• **Given instruction**:
The lines to be set down run from the line containing "What does this" through the final line of the data below; print them exactly and print nothing else.

[Collection entries]
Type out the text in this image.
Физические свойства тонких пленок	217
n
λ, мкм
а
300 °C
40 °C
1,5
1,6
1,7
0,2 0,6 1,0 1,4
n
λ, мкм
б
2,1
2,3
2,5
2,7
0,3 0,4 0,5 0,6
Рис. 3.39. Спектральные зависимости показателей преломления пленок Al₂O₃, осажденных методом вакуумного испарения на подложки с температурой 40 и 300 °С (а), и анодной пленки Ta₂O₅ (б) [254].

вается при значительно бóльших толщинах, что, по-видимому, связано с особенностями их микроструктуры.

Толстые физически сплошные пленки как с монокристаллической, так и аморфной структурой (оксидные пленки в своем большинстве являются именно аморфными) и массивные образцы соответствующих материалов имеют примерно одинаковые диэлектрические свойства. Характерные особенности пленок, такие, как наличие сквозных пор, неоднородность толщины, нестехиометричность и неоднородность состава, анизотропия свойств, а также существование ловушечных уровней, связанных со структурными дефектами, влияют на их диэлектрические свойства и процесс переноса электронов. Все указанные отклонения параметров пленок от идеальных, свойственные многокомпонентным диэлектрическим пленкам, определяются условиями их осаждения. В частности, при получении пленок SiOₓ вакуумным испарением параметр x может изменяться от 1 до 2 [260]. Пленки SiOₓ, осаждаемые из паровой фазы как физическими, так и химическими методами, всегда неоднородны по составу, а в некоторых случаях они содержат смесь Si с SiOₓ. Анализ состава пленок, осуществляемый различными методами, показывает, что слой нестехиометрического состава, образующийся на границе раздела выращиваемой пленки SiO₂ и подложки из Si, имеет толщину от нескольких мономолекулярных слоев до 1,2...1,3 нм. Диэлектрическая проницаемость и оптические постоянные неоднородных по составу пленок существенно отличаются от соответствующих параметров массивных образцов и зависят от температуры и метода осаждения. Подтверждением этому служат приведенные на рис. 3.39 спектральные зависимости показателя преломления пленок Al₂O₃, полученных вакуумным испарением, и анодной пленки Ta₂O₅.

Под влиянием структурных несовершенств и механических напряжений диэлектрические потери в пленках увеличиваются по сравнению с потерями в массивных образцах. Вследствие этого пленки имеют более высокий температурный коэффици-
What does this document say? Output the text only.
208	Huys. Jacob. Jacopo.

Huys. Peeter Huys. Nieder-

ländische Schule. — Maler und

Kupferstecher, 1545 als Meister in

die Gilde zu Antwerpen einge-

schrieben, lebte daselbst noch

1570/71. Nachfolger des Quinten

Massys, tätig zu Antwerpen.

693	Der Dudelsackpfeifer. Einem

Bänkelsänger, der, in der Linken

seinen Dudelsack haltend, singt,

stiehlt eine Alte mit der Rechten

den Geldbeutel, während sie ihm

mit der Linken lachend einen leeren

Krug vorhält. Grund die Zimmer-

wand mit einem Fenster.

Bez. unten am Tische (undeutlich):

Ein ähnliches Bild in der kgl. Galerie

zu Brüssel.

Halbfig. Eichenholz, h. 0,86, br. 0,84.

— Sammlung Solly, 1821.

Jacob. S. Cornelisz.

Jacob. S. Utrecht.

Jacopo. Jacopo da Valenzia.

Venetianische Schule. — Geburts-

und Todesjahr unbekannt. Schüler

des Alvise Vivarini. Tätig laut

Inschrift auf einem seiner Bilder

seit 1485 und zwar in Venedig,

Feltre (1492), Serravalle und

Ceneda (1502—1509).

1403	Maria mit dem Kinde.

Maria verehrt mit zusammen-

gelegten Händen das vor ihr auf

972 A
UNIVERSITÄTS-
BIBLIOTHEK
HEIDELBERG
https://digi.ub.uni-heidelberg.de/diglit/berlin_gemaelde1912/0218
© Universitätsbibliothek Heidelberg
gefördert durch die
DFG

• **Final result**:
What does this document say? Output the text only.
208	Huys. Jacob. Jacopo.

Huys. Peeter Huys. Nieder-

ländische Schule. — Maler und

Kupferstecher, 1545 als Meister in

die Gilde zu Antwerpen einge-

schrieben, lebte daselbst noch

1570/71. Nachfolger des Quinten

Massys, tätig zu Antwerpen.

693	Der Dudelsackpfeifer. Einem

Bänkelsänger, der, in der Linken

seinen Dudelsack haltend, singt,

stiehlt eine Alte mit der Rechten

den Geldbeutel, während sie ihm

mit der Linken lachend einen leeren

Krug vorhält. Grund die Zimmer-

wand mit einem Fenster.

Bez. unten am Tische (undeutlich):

Ein ähnliches Bild in der kgl. Galerie

zu Brüssel.

Halbfig. Eichenholz, h. 0,86, br. 0,84.

— Sammlung Solly, 1821.

Jacob. S. Cornelisz.

Jacob. S. Utrecht.

Jacopo. Jacopo da Valenzia.

Venetianische Schule. — Geburts-

und Todesjahr unbekannt. Schüler

des Alvise Vivarini. Tätig laut

Inschrift auf einem seiner Bilder

seit 1485 und zwar in Venedig,

Feltre (1492), Serravalle und

Ceneda (1502—1509).

1403	Maria mit dem Kinde.

Maria verehrt mit zusammen-

gelegten Händen das vor ihr auf

972 A
UNIVERSITÄTS-
BIBLIOTHEK
HEIDELBERG
https://digi.ub.uni-heidelberg.de/diglit/berlin_gemaelde1912/0218
© Universitätsbibliothek Heidelberg
gefördert durch die
DFG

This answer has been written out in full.